→ **Do this**:
Identify the lines that contain the string "Santa" and report only how many there are.

[Saved entries]
· · ·

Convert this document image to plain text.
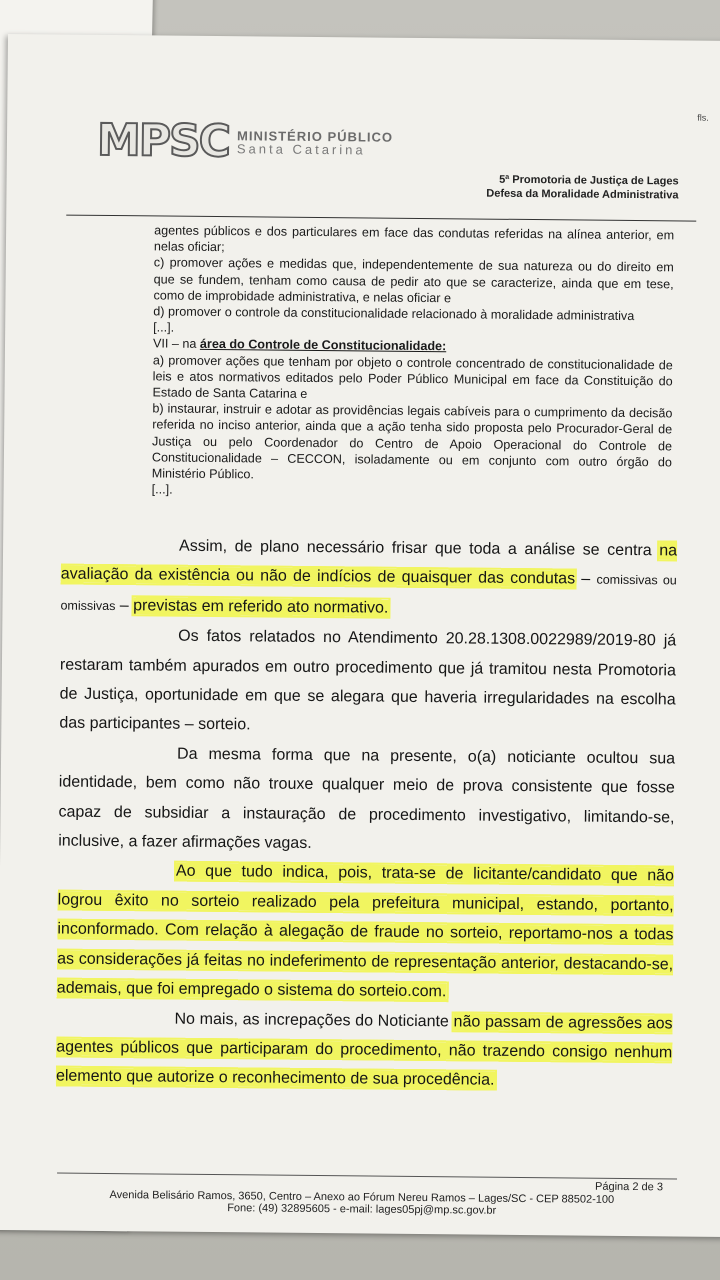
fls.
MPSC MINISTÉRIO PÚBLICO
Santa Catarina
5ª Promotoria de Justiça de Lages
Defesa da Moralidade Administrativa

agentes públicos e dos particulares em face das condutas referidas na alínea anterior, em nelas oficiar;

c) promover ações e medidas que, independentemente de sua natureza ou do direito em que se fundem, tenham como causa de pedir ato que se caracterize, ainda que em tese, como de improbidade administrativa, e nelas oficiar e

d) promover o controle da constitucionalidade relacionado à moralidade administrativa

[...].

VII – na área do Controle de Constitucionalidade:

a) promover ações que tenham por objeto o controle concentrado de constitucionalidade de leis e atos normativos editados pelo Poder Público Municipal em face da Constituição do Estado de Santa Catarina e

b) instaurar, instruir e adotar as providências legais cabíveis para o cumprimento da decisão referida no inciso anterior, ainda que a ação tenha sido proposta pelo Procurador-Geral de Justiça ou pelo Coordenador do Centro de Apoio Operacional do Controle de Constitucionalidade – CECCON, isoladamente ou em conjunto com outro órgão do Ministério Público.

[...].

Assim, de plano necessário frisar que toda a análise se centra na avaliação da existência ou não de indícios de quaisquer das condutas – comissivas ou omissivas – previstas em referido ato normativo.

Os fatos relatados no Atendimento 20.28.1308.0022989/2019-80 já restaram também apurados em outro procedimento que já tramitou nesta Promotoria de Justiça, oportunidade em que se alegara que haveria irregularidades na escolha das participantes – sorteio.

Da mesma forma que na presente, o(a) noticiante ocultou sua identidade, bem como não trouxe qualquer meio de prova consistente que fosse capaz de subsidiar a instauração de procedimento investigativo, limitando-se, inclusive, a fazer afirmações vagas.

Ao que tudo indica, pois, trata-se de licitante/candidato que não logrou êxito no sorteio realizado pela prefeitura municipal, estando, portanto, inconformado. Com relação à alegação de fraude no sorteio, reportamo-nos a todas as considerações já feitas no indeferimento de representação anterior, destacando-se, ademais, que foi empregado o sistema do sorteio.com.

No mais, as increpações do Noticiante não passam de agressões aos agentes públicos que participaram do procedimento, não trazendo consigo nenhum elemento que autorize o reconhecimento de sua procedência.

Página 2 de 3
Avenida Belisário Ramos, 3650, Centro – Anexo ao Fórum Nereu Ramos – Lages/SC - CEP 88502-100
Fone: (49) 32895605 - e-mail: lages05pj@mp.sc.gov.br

· · ·

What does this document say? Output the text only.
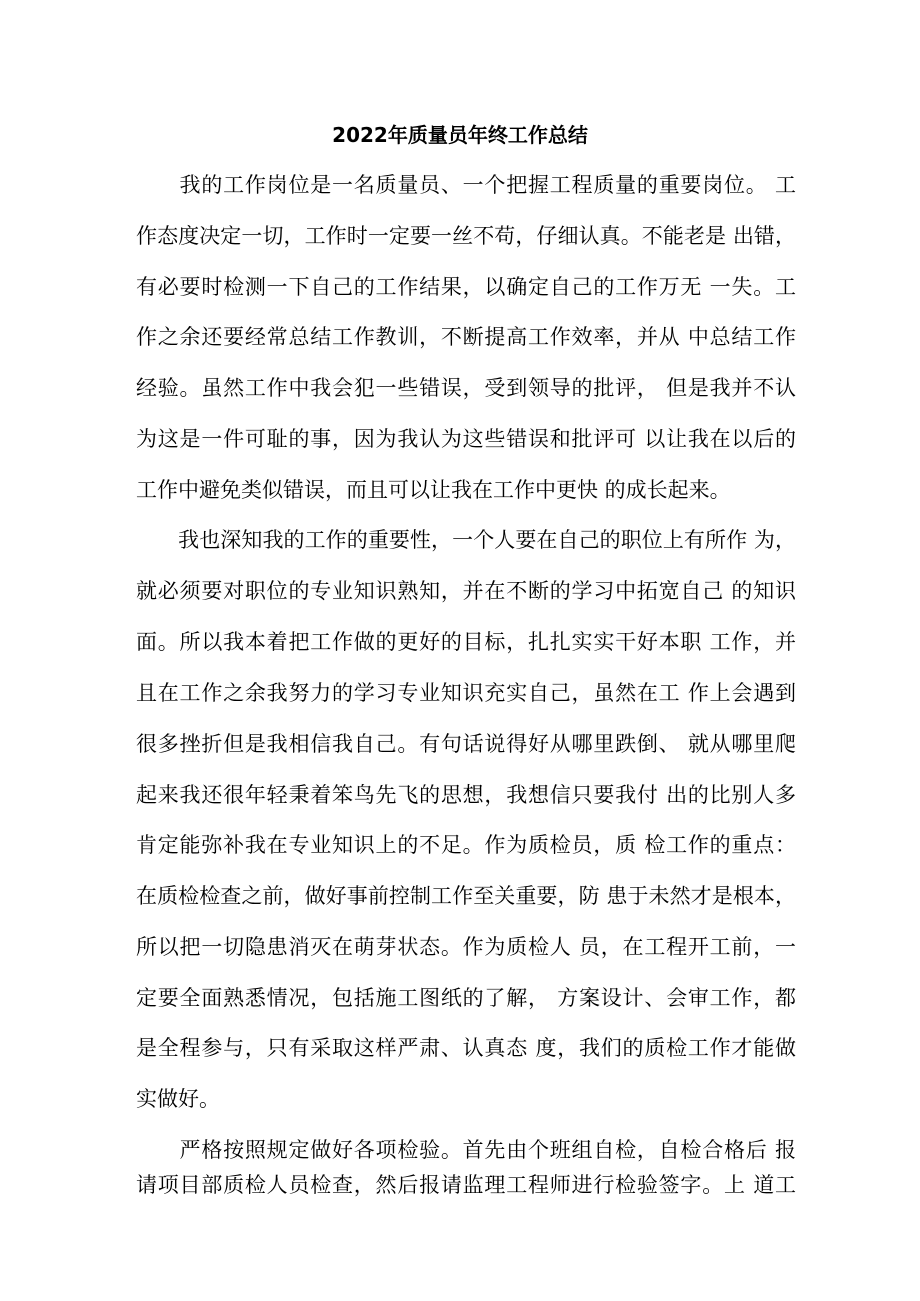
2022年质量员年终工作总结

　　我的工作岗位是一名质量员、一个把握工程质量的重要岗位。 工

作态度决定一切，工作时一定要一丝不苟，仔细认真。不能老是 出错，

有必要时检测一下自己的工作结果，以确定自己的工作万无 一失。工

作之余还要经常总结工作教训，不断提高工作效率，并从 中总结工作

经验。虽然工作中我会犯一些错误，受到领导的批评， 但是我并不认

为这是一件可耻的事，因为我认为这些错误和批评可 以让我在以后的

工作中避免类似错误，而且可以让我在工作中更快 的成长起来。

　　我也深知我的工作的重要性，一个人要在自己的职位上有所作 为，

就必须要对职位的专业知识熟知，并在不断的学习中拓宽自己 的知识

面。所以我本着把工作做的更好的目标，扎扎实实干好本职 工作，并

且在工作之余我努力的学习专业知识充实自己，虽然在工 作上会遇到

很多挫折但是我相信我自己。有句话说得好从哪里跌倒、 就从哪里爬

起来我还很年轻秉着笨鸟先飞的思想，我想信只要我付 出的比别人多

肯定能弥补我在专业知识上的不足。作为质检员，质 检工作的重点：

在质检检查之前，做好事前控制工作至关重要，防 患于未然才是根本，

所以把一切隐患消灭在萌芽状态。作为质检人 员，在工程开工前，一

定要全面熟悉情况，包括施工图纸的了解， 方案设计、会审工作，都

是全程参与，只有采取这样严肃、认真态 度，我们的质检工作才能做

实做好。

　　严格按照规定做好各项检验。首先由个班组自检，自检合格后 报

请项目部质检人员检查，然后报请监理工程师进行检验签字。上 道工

· · ·

→ **Full solution**:
2